-- Supplied records start --

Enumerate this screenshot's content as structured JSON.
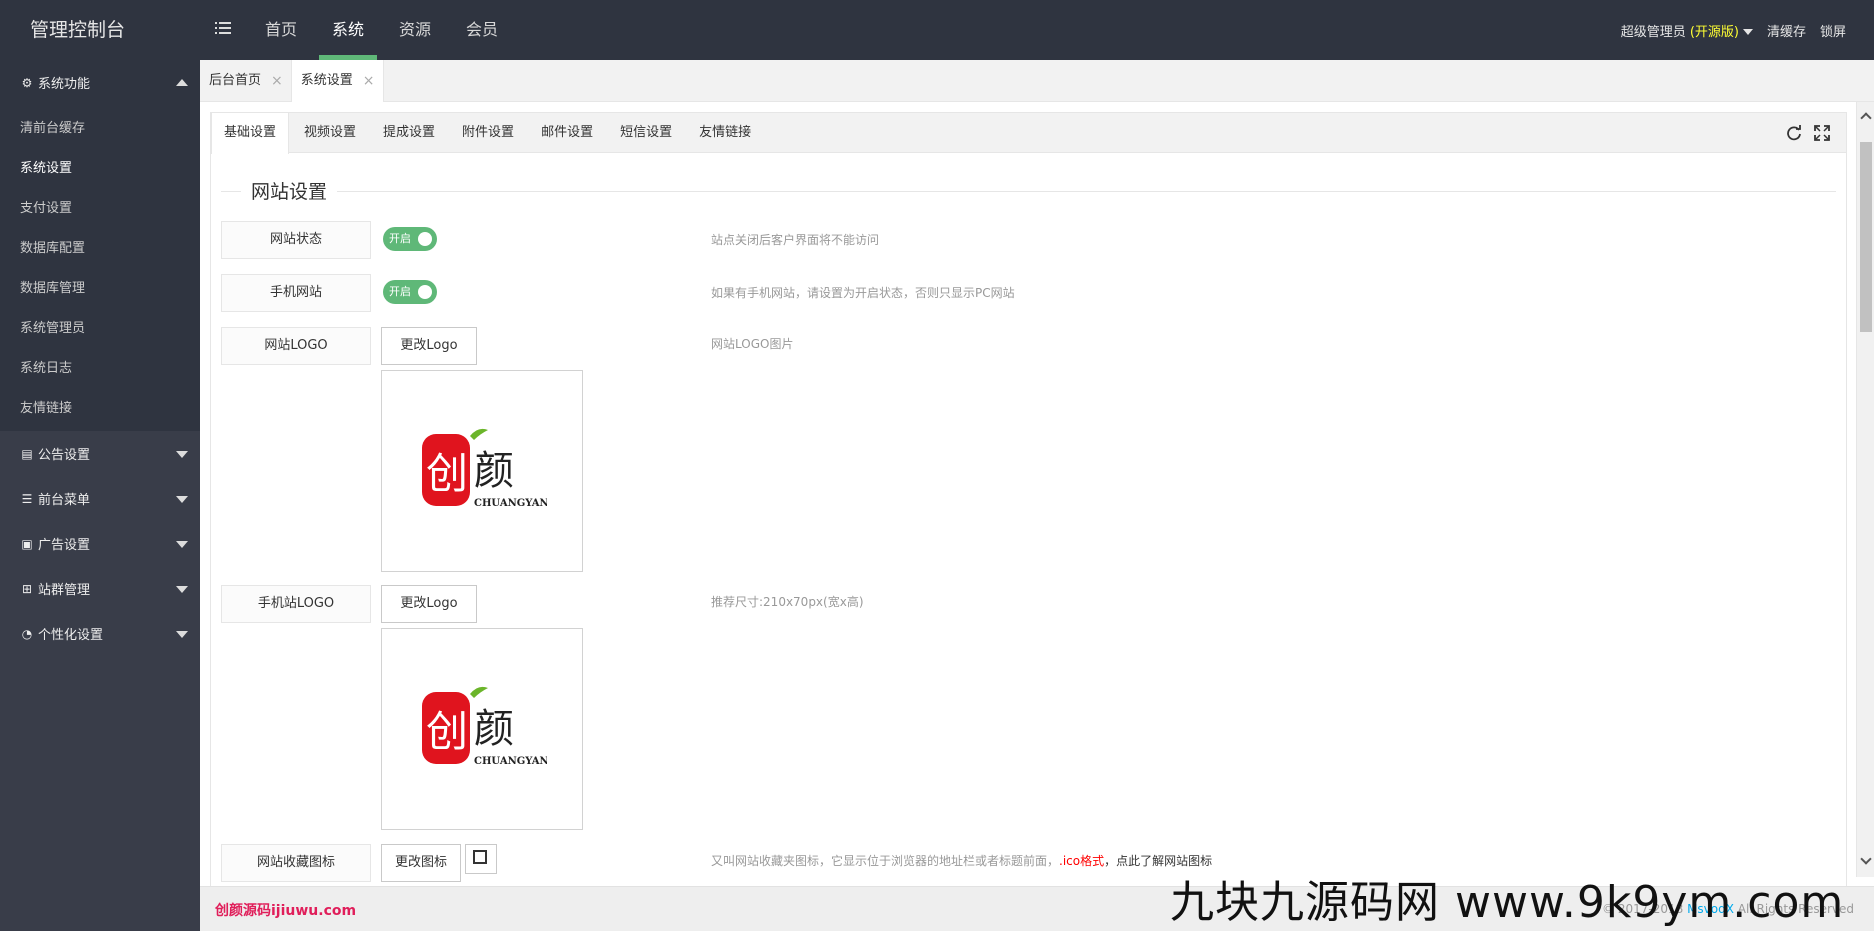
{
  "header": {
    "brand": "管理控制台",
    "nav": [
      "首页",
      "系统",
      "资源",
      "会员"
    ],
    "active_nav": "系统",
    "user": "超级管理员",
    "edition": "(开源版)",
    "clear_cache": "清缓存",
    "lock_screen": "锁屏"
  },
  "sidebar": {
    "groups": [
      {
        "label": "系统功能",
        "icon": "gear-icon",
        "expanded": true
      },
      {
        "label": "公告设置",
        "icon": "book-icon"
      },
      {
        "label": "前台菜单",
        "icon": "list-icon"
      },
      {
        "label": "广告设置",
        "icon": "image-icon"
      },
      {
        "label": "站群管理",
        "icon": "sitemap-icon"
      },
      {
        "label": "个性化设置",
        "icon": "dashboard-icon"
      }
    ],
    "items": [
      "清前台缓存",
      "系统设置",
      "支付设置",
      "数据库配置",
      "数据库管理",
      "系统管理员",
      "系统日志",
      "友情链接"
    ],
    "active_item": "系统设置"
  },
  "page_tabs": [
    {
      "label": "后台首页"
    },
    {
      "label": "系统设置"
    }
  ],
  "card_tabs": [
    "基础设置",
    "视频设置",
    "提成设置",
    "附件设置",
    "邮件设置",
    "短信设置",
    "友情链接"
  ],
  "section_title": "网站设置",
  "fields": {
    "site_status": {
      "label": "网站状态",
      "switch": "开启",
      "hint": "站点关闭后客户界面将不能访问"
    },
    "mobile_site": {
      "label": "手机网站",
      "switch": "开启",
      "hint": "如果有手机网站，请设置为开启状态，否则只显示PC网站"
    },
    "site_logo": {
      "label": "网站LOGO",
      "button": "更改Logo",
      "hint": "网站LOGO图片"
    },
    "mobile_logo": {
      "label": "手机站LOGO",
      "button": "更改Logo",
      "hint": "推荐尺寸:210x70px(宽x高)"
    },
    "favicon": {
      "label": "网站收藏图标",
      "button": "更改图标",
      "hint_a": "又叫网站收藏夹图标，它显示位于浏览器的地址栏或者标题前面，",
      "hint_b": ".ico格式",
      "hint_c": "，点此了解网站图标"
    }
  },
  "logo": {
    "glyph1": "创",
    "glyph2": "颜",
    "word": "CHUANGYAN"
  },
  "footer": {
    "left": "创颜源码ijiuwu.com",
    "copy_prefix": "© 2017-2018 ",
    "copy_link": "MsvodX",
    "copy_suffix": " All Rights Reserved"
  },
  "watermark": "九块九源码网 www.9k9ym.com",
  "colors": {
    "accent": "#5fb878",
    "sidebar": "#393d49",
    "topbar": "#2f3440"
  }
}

-- Supplied records end --

→ Goal: Pictures in the records above are not copied; print everything else exactly.

→ Solution to this task:
Enumerate this screenshot's content as structured JSON.
{
  "header": {
    "brand": "管理控制台",
    "nav": [
      "首页",
      "系统",
      "资源",
      "会员"
    ],
    "active_nav": "系统",
    "user": "超级管理员",
    "edition": "(开源版)",
    "clear_cache": "清缓存",
    "lock_screen": "锁屏"
  },
  "sidebar": {
    "groups": [
      {
        "label": "系统功能",
        "icon": "gear-icon",
        "expanded": true
      },
      {
        "label": "公告设置",
        "icon": "book-icon"
      },
      {
        "label": "前台菜单",
        "icon": "list-icon"
      },
      {
        "label": "广告设置",
        "icon": "image-icon"
      },
      {
        "label": "站群管理",
        "icon": "sitemap-icon"
      },
      {
        "label": "个性化设置",
        "icon": "dashboard-icon"
      }
    ],
    "items": [
      "清前台缓存",
      "系统设置",
      "支付设置",
      "数据库配置",
      "数据库管理",
      "系统管理员",
      "系统日志",
      "友情链接"
    ],
    "active_item": "系统设置"
  },
  "page_tabs": [
    {
      "label": "后台首页"
    },
    {
      "label": "系统设置"
    }
  ],
  "card_tabs": [
    "基础设置",
    "视频设置",
    "提成设置",
    "附件设置",
    "邮件设置",
    "短信设置",
    "友情链接"
  ],
  "section_title": "网站设置",
  "fields": {
    "site_status": {
      "label": "网站状态",
      "switch": "开启",
      "hint": "站点关闭后客户界面将不能访问"
    },
    "mobile_site": {
      "label": "手机网站",
      "switch": "开启",
      "hint": "如果有手机网站，请设置为开启状态，否则只显示PC网站"
    },
    "site_logo": {
      "label": "网站LOGO",
      "button": "更改Logo",
      "hint": "网站LOGO图片"
    },
    "mobile_logo": {
      "label": "手机站LOGO",
      "button": "更改Logo",
      "hint": "推荐尺寸:210x70px(宽x高)"
    },
    "favicon": {
      "label": "网站收藏图标",
      "button": "更改图标",
      "hint_a": "又叫网站收藏夹图标，它显示位于浏览器的地址栏或者标题前面，",
      "hint_b": ".ico格式",
      "hint_c": "，点此了解网站图标"
    }
  },
  "logo": {
    "glyph1": "创",
    "glyph2": "颜",
    "word": "CHUANGYAN"
  },
  "footer": {
    "left": "创颜源码ijiuwu.com",
    "copy_prefix": "© 2017-2018 ",
    "copy_link": "MsvodX",
    "copy_suffix": " All Rights Reserved"
  },
  "watermark": "九块九源码网 www.9k9ym.com",
  "colors": {
    "accent": "#5fb878",
    "sidebar": "#393d49",
    "topbar": "#2f3440"
  }
}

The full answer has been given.